▸ **Tasks to perform**
#1 Please translate this sentence from the Weaviate text into Spanish: "Every class has properties, which are always written with a lower case first character."
#2 Name every verb the Weaviate text offers as a sample class name for actions.

Concepts and their Structures

Within Weaviate you will work with concepts. A concept refers to something which can be things or actions. The way you will define things or actions is always the same, but conceptually, they are different.

Classes

A concept definition is what we call a class and a class is always written with a capital first character. A class for a thing describes what it is in the form of a noun (e.g., Person, Product, Timezone, etcetera). For actions, this would be a verb (e.g., Move, Buy, Eat, etcetera). Bear in mind that Weaviate always validates if it contextually understands the words. If you add a thing or action that it can’t recognize, it will not accept the schema.

Examples expressed in YAML might look like this:

Publication
Article
Author

Properties

Every class has properties, which are always written with a lower case first character. For example, the class Publication might have the property name.

▸ **Record excerpts**
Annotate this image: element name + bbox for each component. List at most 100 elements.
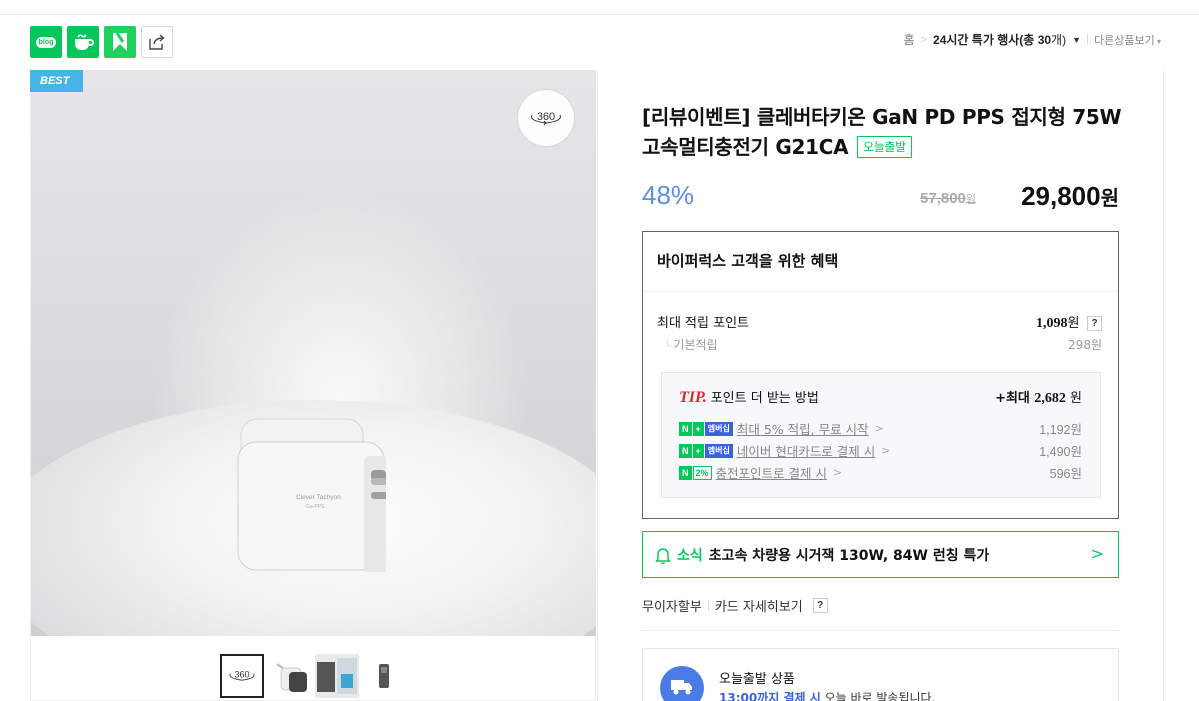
blog-icon: blog xyxy=(35,36,57,48)
tip-box: TIP. 포인트 더 받는 방법 +최대 2,682 원 N + 멤버십 최대 5% … xyxy=(661,372,1101,498)
bell-icon xyxy=(655,546,671,564)
charger-model-text: Ga-PPS xyxy=(306,504,325,510)
thumbnail-image xyxy=(379,664,389,688)
section-divider xyxy=(642,630,1119,631)
thumbnail-image xyxy=(276,663,307,692)
plus-icon: + xyxy=(692,443,704,458)
tip-amount: 596원 xyxy=(1049,467,1082,481)
card-links: 무이자할부 카드 자세히보기 ? xyxy=(642,596,828,615)
thumbnail-4[interactable] xyxy=(361,654,405,698)
shipping-title: 오늘출발 상품 xyxy=(719,672,795,687)
naver-pay-badge: N 2% xyxy=(679,465,712,480)
sale-price-value: 29,800 xyxy=(1021,181,1101,211)
rotate-360-icon: 360 xyxy=(229,670,255,681)
card-detail-link[interactable]: 카드 자세히보기 xyxy=(715,596,803,615)
sale-price-unit: 원 xyxy=(1100,188,1119,210)
share-icon xyxy=(149,34,165,50)
max-point-unit: 원 xyxy=(1067,316,1080,331)
product-title: [리뷰이벤트] 클레버타키온 GaN PD PPS 접지형 75W 고속멀티충전… xyxy=(642,102,1122,162)
tip-max-number: 2,682 xyxy=(1034,391,1066,406)
chevron-right-icon: > xyxy=(832,466,843,479)
view-360-text: 360 xyxy=(537,111,555,123)
max-point-value: 1,098원 ? xyxy=(1036,312,1102,332)
help-button[interactable]: ? xyxy=(1087,316,1102,331)
breadcrumb-home[interactable]: 홈 xyxy=(904,31,915,48)
rotate-360-icon: 360 xyxy=(531,111,561,126)
tip-label: TIP. xyxy=(679,389,707,406)
blog-share-button[interactable]: blog xyxy=(30,26,62,58)
shipping-cutoff-time: 13:00까지 결제 시 xyxy=(719,691,821,701)
charger-image: Clever Tachyon Ga-PPS xyxy=(237,418,386,572)
thumbnail-strip: 360 xyxy=(30,636,596,701)
breadcrumb-category-suffix: 개) xyxy=(1051,33,1067,47)
cafe-share-button[interactable] xyxy=(67,26,99,58)
share-bar: blog xyxy=(30,26,173,58)
original-price-value: 57,800 xyxy=(920,190,966,207)
naver-membership-badge: N + 멤버십 xyxy=(679,421,733,436)
max-point-row: 최대 적립 포인트 1,098원 ? xyxy=(657,312,1102,332)
tip-row-charge-point[interactable]: N 2% 충전포인트로 결제 시 > 596원 xyxy=(679,463,1082,482)
caret-down-icon[interactable]: ▼ xyxy=(1072,35,1081,45)
membership-label: 멤버십 xyxy=(704,443,733,458)
basic-point-value: 298원 xyxy=(1068,338,1102,352)
news-banner[interactable]: 소식 초고속 차량용 시거잭 130W, 84W 런칭 특가 > xyxy=(642,531,1119,578)
thumbnail-360[interactable]: 360 xyxy=(220,654,264,698)
help-button[interactable]: ? xyxy=(812,598,828,613)
shipping-description: 13:00까지 결제 시 오늘 바로 발송됩니다. xyxy=(719,689,935,701)
thumbnail-2[interactable] xyxy=(271,654,315,698)
basic-point-label: 기본적립 xyxy=(657,336,717,353)
benefit-heading: 바이퍼럭스 고객을 위한 혜택 xyxy=(643,232,1118,292)
band-icon xyxy=(113,32,127,51)
truck-icon xyxy=(660,666,704,701)
breadcrumb-separator: > xyxy=(920,33,928,46)
breadcrumb: 홈 > 24시간 특가 행사(총 30개) ▼ 다른상품보기 ▾ xyxy=(904,31,1161,48)
membership-label: 멤버십 xyxy=(704,421,733,436)
chevron-right-icon: > xyxy=(881,444,891,457)
cafe-icon xyxy=(75,34,94,50)
tip-max-prefix: +최대 xyxy=(995,391,1035,406)
news-tag: 소식 xyxy=(677,547,703,564)
plus-icon: + xyxy=(692,421,704,436)
sale-price: 29,800원 xyxy=(1021,181,1119,212)
main-product-image[interactable]: Clever Tachyon Ga-PPS xyxy=(30,70,596,636)
tip-row-hyundai-card[interactable]: N + 멤버십 네이버 현대카드로 결제 시 > 1,490원 xyxy=(679,441,1082,460)
breadcrumb-category[interactable]: 24시간 특가 행사(총 30개) xyxy=(933,31,1066,48)
tip-link[interactable]: 충전포인트로 결제 시 xyxy=(716,463,827,482)
discount-rate: 48% xyxy=(642,180,695,210)
best-tag: BEST xyxy=(30,70,83,92)
tip-link[interactable]: 네이버 현대카드로 결제 시 xyxy=(737,441,875,460)
news-message: 초고속 차량용 시거잭 130W, 84W 런칭 특가 xyxy=(708,547,990,564)
thumbnail-3[interactable] xyxy=(315,654,359,698)
other-products-link[interactable]: 다른상품보기 ▾ xyxy=(1094,32,1161,48)
tip-row-membership[interactable]: N + 멤버십 최대 5% 적립, 무료 시작 > 1,192원 xyxy=(679,419,1082,438)
tip-heading: TIP. 포인트 더 받는 방법 +최대 2,682 원 xyxy=(679,387,1082,407)
charger-brand-text: Clever Tachyon xyxy=(296,494,341,501)
tip-max-unit: 원 xyxy=(1065,391,1082,406)
benefit-box: 바이퍼럭스 고객을 위한 혜택 최대 적립 포인트 1,098원 ? 기본적립 … xyxy=(642,231,1119,519)
naver-n-icon: N xyxy=(679,443,692,458)
today-ship-badge: 오늘출발 xyxy=(856,136,912,158)
basic-point-row: 기본적립 298원 xyxy=(657,336,1102,353)
tip-text: 포인트 더 받는 방법 xyxy=(710,391,819,406)
view-360-button[interactable]: 360 xyxy=(518,90,574,146)
tip-link[interactable]: 최대 5% 적립, 무료 시작 xyxy=(737,419,869,438)
shipping-box: 오늘출발 상품 13:00까지 결제 시 오늘 바로 발송됩니다. xyxy=(642,648,1119,701)
thumbnail-image xyxy=(315,654,359,698)
installment-link[interactable]: 무이자할부 xyxy=(642,596,702,615)
naver-n-icon: N xyxy=(679,465,692,480)
tip-amount: 1,192원 xyxy=(1039,423,1082,437)
shipping-desc-text: 오늘 바로 발송됩니다. xyxy=(820,691,936,701)
chevron-down-icon: ▾ xyxy=(1154,36,1161,46)
original-price-unit: 원 xyxy=(965,194,977,206)
max-point-label: 최대 적립 포인트 xyxy=(657,316,749,331)
url-share-button[interactable] xyxy=(141,26,173,58)
tip-max-value: +최대 2,682 원 xyxy=(995,387,1082,407)
max-point-number: 1,098 xyxy=(1036,316,1068,331)
band-share-button[interactable] xyxy=(104,26,136,58)
breadcrumb-category-prefix: 24시간 특가 행사(총 xyxy=(933,33,1038,47)
other-products-label: 다른상품보기 xyxy=(1094,34,1155,47)
top-divider xyxy=(0,14,1199,15)
naver-n-icon: N xyxy=(679,421,692,436)
tip-amount: 1,490원 xyxy=(1039,445,1082,459)
breadcrumb-category-count: 30 xyxy=(1037,33,1052,47)
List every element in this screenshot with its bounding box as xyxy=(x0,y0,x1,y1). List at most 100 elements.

▸ **Answers for this exercise**
#1 Cada clase tiene propiedades, que siempre se escriben con la primera letra en minúscula.

#2 Move, Buy, Eat